WHAT YOU WILL DO:
(a) Check each statement against the passage on GERD pathway enrichment and answer yes or no, quoting the words of the passage that settle it. (i) Conventional GWAS gave only limited insights. (ii) The cross-trait MTAG analyses uncovered cadherin binding. (iii) Deep learning–based approaches can uncover previously underrecognized biological processes.
(b) Carry the passage on GERD pathway enrichment forward from its last sentence.

Our pathway enrichment analyses revealed that while conventional GWAS (An et al.)1 offered limited insights, cross-trait MTAG analyses (Ong et al.)8 uncovered neuronal pathways such as synapse organization, reflecting the shared neurogenetic architecture underlying GERD and neuropsychiatric conditions. Notably, InsightGWAS advanced these findings by showing additional enrichment in neural development, chemical synaptic transmission, and epithelial mechanisms such as cadherin binding, suggesting the dual involvement of neurogenic and epithelial factors in GERD pathogenesis. These results demonstrate that deep learning–based approaches can uncover previously underrecognized biological processes that may contribute to disease susceptibility and progression.

DATASET:
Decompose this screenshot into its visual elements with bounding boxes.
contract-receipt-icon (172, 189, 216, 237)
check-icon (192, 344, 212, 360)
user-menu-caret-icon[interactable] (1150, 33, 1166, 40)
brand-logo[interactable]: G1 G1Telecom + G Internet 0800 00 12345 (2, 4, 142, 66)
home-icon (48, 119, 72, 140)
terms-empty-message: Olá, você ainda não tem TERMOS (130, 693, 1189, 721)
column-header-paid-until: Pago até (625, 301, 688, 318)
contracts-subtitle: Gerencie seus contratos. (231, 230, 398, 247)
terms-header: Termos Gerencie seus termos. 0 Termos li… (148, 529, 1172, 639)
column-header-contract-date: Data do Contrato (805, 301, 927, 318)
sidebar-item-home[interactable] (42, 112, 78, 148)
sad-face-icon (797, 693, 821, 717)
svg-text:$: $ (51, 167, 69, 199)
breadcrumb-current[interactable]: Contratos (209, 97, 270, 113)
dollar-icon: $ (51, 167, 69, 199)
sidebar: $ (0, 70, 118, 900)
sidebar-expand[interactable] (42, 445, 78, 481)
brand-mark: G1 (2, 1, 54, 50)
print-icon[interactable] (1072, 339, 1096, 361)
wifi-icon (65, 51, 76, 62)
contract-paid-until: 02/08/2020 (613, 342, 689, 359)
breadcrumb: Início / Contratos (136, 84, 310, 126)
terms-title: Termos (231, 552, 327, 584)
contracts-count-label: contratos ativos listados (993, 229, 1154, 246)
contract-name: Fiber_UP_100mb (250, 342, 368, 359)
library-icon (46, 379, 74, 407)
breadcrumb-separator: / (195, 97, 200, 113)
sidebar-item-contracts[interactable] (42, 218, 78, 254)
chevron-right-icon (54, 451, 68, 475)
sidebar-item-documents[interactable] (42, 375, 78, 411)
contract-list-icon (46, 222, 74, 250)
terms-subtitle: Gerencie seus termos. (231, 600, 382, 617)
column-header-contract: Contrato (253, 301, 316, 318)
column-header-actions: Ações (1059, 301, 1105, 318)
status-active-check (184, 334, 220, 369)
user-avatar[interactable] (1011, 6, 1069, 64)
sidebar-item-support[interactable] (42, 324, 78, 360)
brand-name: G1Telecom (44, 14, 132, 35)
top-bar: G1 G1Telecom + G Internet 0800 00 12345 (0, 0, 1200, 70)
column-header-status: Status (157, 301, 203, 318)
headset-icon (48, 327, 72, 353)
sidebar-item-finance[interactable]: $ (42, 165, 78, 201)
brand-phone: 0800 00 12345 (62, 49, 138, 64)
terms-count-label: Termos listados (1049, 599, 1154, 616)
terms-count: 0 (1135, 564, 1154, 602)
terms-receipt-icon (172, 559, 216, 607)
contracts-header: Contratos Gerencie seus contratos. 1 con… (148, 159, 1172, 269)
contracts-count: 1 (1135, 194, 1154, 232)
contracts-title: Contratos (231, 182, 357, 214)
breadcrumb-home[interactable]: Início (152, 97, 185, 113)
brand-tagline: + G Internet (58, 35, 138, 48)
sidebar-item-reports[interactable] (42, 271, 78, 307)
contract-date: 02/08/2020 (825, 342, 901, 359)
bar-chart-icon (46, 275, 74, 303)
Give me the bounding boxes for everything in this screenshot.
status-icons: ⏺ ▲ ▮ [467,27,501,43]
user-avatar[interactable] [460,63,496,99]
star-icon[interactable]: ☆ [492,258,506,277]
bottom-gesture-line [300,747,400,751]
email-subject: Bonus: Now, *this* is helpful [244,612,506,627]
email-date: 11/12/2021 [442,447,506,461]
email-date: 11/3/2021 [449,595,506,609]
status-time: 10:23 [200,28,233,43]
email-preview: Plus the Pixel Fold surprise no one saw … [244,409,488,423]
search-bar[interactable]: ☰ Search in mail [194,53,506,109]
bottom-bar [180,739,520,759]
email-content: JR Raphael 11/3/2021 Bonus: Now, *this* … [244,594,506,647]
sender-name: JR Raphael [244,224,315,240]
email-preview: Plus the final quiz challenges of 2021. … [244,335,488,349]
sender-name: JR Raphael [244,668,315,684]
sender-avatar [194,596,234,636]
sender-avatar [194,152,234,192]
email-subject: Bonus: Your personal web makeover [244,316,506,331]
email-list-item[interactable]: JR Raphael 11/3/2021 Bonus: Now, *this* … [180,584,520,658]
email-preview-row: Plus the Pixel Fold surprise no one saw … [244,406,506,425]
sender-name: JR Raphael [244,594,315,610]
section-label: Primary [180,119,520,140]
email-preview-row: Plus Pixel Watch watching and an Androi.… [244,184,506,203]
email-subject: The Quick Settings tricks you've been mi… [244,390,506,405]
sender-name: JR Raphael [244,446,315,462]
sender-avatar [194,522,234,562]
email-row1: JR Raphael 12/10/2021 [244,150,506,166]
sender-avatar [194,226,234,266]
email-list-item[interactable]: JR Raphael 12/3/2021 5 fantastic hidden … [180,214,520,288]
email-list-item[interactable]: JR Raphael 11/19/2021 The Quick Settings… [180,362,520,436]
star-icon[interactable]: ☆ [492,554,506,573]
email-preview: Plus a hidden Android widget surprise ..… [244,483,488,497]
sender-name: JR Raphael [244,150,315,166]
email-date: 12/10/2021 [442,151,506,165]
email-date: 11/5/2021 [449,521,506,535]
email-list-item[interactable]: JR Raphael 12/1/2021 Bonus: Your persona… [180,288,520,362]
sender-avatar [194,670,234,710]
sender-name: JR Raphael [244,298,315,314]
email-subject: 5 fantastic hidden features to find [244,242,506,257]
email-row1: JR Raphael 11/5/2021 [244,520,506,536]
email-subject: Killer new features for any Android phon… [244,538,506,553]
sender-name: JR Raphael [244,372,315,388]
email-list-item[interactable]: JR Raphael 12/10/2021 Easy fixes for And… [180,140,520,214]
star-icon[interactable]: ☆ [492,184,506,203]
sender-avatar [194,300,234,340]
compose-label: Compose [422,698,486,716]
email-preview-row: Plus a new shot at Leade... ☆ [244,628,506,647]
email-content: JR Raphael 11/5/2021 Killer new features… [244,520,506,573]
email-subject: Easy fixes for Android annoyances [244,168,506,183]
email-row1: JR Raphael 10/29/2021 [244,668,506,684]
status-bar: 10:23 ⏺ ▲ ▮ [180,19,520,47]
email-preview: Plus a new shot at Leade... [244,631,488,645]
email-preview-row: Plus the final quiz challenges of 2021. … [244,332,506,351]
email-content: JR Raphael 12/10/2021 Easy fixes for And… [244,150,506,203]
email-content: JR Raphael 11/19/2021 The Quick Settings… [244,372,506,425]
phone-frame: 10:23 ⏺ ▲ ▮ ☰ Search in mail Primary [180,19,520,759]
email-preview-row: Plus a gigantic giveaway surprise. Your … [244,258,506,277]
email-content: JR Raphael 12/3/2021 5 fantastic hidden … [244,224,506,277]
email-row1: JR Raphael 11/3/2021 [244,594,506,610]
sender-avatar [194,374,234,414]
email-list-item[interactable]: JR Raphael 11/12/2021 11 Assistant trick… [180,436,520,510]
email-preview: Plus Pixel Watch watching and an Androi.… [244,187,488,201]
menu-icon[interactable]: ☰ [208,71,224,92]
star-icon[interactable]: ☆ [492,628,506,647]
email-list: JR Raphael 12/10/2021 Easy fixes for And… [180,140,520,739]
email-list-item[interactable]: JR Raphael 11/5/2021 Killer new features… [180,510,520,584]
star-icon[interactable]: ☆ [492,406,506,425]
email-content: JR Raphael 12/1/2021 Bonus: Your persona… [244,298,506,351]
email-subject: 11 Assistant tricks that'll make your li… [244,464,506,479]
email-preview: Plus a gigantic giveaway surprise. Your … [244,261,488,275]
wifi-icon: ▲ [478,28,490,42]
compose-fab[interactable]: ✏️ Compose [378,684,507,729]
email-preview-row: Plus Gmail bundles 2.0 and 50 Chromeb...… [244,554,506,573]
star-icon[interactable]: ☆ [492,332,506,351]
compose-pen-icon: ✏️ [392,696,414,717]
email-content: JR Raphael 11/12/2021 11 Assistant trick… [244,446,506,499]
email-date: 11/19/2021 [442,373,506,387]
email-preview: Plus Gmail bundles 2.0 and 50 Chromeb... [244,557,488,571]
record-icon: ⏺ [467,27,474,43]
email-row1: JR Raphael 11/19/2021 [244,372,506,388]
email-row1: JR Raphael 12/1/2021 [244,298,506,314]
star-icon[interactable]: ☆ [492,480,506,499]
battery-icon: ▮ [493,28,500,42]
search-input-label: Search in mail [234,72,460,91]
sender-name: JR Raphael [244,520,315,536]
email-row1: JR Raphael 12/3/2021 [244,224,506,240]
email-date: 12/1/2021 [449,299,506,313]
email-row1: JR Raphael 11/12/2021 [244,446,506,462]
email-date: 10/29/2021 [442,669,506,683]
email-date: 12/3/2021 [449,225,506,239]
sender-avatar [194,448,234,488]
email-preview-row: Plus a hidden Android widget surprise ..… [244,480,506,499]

RESPONSE LIST:
(a)
(i) Yes: "conventional GWAS (An et al.)1 offered limited insights"
(ii) No: "InsightGWAS advanced these findings by showing additional enrichment in neural development, chemical synaptic transmission, and epithelial mechanisms such as cadherin binding"
(iii) Yes: "deep learning–based approaches can uncover previously underrecognized biological processes that may contribute to disease susceptibility and progression"

(b)
Our study has several limitations. First, due to data availability constraints, the analyses were restricted to European cohorts. Future investigations in non-European populations will be crucial for evaluating the robustness and generalizability of these findings. Second, although we identified novel loci and pathways associated with GERD, their direct functional effects remain unclear. Additional experimental studies will be necessary to elucidate the underlying biological mechanisms and to facilitate clinical translation. Third, residual sample overlap across GWAS datasets may slightly bias genetic correlation estimates; however, LDSC-derived correlations were used only to identify trait pairs rather than as explicit model parameters, so any minor bias is unlikely to affect model performance or overall conclusions.
In conclusion, our study demonstrates the potential of integrating advanced computational frameworks with genomic data to enhance the identification of pathogenic mechanisms in GERD, offering insights that may inform future translational research and therapeutic strategies.
Methods
GWAS data
Summary statistics were obtained from two GERD GWAS datasets. An et al. 1 included 71,522 GERD cases and 261,079 controls from large European cohorts, excluding 23andMe due to policy restrictions. Donertas et al13 analyzed 20,381 cases and 464,217 controls from UK Biobank as part of a broader study on age-related diseases.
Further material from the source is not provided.